RAW RECORDS:
_ _ _

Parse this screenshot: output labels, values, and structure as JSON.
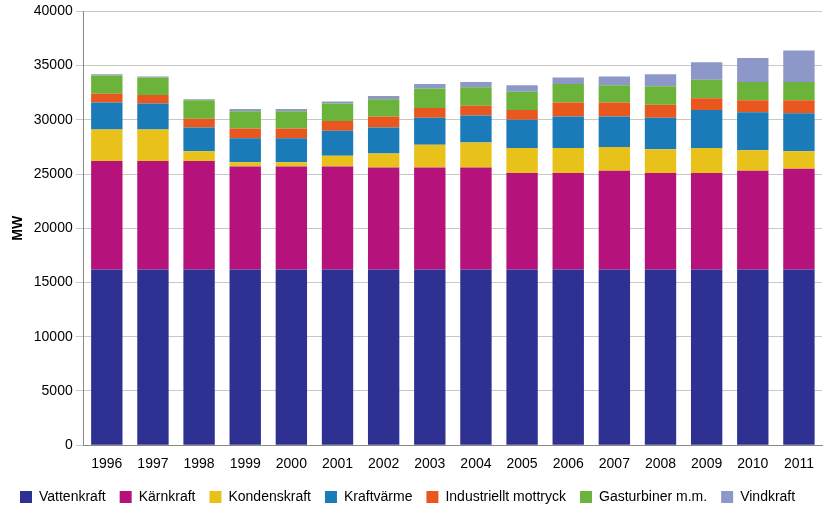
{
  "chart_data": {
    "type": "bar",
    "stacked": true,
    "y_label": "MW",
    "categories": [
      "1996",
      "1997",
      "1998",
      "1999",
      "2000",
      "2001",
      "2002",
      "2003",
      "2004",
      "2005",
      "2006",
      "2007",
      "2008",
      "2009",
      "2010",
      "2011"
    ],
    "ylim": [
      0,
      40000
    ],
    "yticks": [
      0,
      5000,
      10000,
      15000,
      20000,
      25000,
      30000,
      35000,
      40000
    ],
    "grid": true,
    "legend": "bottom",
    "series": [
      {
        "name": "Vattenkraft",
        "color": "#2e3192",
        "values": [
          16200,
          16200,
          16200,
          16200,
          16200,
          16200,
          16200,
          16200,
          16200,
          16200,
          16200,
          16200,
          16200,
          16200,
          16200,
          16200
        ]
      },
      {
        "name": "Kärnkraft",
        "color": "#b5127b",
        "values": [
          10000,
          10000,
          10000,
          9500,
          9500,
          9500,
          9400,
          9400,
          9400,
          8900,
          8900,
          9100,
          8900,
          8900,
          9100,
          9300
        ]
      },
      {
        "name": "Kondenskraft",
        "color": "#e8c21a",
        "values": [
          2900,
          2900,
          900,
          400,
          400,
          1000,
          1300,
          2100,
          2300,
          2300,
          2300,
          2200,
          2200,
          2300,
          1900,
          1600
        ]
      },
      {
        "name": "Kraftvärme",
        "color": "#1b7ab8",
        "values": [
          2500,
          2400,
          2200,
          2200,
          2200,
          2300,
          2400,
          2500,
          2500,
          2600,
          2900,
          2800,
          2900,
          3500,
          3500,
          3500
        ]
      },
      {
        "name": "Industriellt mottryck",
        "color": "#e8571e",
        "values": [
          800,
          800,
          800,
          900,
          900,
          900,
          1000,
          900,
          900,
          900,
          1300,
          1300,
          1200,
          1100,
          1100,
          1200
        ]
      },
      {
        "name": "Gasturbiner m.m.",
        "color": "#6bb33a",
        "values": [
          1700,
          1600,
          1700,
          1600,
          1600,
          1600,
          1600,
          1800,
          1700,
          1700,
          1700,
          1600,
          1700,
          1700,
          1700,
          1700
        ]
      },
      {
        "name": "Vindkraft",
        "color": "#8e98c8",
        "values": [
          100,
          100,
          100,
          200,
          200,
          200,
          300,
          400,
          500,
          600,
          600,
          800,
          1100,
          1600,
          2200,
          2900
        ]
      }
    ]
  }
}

_ _ _

Each entry shown above must be quoted exactly, with its pictures left out.

Parse this screenshot: output labels, values, and structure as JSON.
{
  "chart_data": {
    "type": "bar",
    "stacked": true,
    "y_label": "MW",
    "categories": [
      "1996",
      "1997",
      "1998",
      "1999",
      "2000",
      "2001",
      "2002",
      "2003",
      "2004",
      "2005",
      "2006",
      "2007",
      "2008",
      "2009",
      "2010",
      "2011"
    ],
    "ylim": [
      0,
      40000
    ],
    "yticks": [
      0,
      5000,
      10000,
      15000,
      20000,
      25000,
      30000,
      35000,
      40000
    ],
    "grid": true,
    "legend": "bottom",
    "series": [
      {
        "name": "Vattenkraft",
        "color": "#2e3192",
        "values": [
          16200,
          16200,
          16200,
          16200,
          16200,
          16200,
          16200,
          16200,
          16200,
          16200,
          16200,
          16200,
          16200,
          16200,
          16200,
          16200
        ]
      },
      {
        "name": "Kärnkraft",
        "color": "#b5127b",
        "values": [
          10000,
          10000,
          10000,
          9500,
          9500,
          9500,
          9400,
          9400,
          9400,
          8900,
          8900,
          9100,
          8900,
          8900,
          9100,
          9300
        ]
      },
      {
        "name": "Kondenskraft",
        "color": "#e8c21a",
        "values": [
          2900,
          2900,
          900,
          400,
          400,
          1000,
          1300,
          2100,
          2300,
          2300,
          2300,
          2200,
          2200,
          2300,
          1900,
          1600
        ]
      },
      {
        "name": "Kraftvärme",
        "color": "#1b7ab8",
        "values": [
          2500,
          2400,
          2200,
          2200,
          2200,
          2300,
          2400,
          2500,
          2500,
          2600,
          2900,
          2800,
          2900,
          3500,
          3500,
          3500
        ]
      },
      {
        "name": "Industriellt mottryck",
        "color": "#e8571e",
        "values": [
          800,
          800,
          800,
          900,
          900,
          900,
          1000,
          900,
          900,
          900,
          1300,
          1300,
          1200,
          1100,
          1100,
          1200
        ]
      },
      {
        "name": "Gasturbiner m.m.",
        "color": "#6bb33a",
        "values": [
          1700,
          1600,
          1700,
          1600,
          1600,
          1600,
          1600,
          1800,
          1700,
          1700,
          1700,
          1600,
          1700,
          1700,
          1700,
          1700
        ]
      },
      {
        "name": "Vindkraft",
        "color": "#8e98c8",
        "values": [
          100,
          100,
          100,
          200,
          200,
          200,
          300,
          400,
          500,
          600,
          600,
          800,
          1100,
          1600,
          2200,
          2900
        ]
      }
    ]
  }
}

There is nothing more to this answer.